DATASET CONTENT
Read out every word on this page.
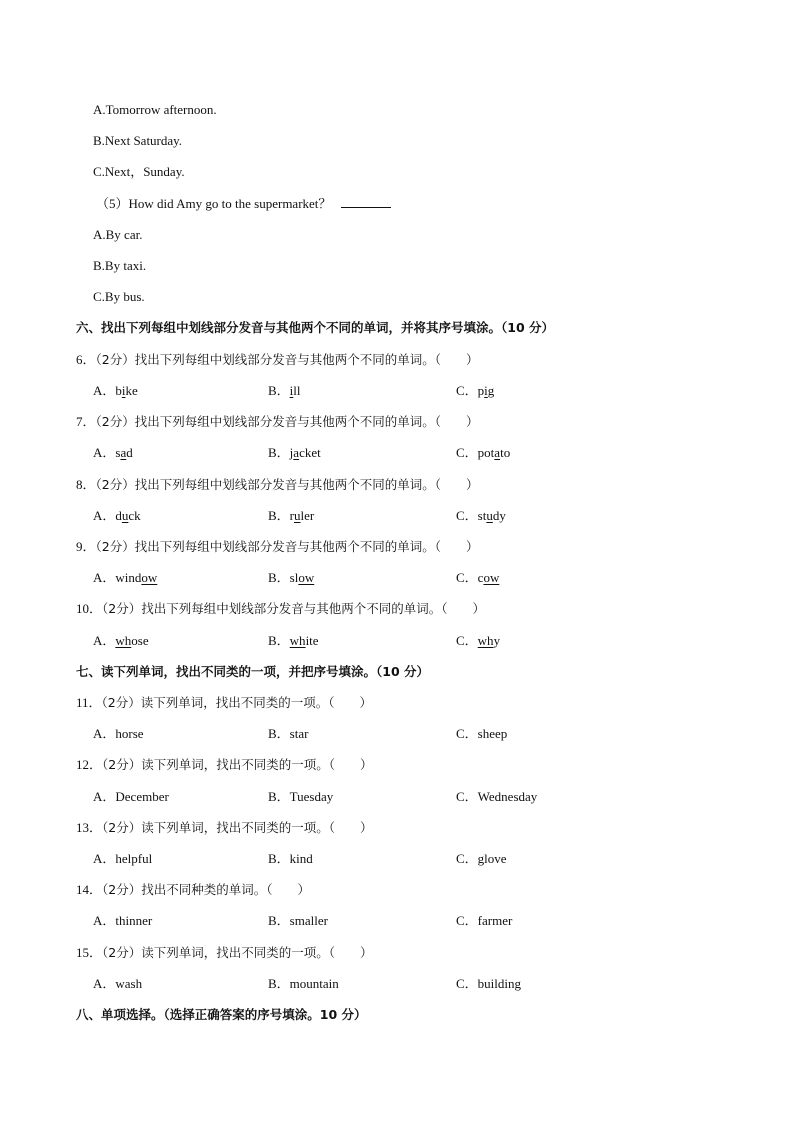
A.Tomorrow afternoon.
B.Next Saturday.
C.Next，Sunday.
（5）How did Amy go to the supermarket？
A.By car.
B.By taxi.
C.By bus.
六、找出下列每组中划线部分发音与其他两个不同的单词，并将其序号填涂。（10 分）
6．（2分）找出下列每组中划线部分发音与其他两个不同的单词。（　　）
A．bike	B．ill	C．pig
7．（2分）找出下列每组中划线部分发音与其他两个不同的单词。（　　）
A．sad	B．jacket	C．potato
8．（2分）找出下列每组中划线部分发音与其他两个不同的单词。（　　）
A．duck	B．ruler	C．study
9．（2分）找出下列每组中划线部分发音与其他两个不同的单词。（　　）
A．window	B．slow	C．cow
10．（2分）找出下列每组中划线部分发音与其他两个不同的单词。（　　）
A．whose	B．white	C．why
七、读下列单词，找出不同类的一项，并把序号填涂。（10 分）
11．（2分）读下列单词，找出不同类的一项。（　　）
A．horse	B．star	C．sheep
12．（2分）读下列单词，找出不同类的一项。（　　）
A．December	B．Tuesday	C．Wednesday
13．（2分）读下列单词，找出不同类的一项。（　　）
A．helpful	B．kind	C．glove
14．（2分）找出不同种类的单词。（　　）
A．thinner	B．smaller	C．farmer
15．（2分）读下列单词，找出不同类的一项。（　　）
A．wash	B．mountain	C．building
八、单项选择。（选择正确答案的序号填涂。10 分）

* * *

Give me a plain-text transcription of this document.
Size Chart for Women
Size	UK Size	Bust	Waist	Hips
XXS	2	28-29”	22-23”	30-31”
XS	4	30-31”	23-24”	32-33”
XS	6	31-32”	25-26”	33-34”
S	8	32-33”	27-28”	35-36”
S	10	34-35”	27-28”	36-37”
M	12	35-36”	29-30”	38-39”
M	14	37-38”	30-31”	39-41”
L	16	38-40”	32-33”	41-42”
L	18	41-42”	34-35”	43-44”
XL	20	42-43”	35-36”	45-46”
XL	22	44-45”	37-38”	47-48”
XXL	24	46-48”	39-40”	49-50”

TO BE DONE
Out of the preceding entries, pull every line containing the string "this".

FULL SOLUTION
Read out every word on this page.
Give me a plain-text transcription of this document.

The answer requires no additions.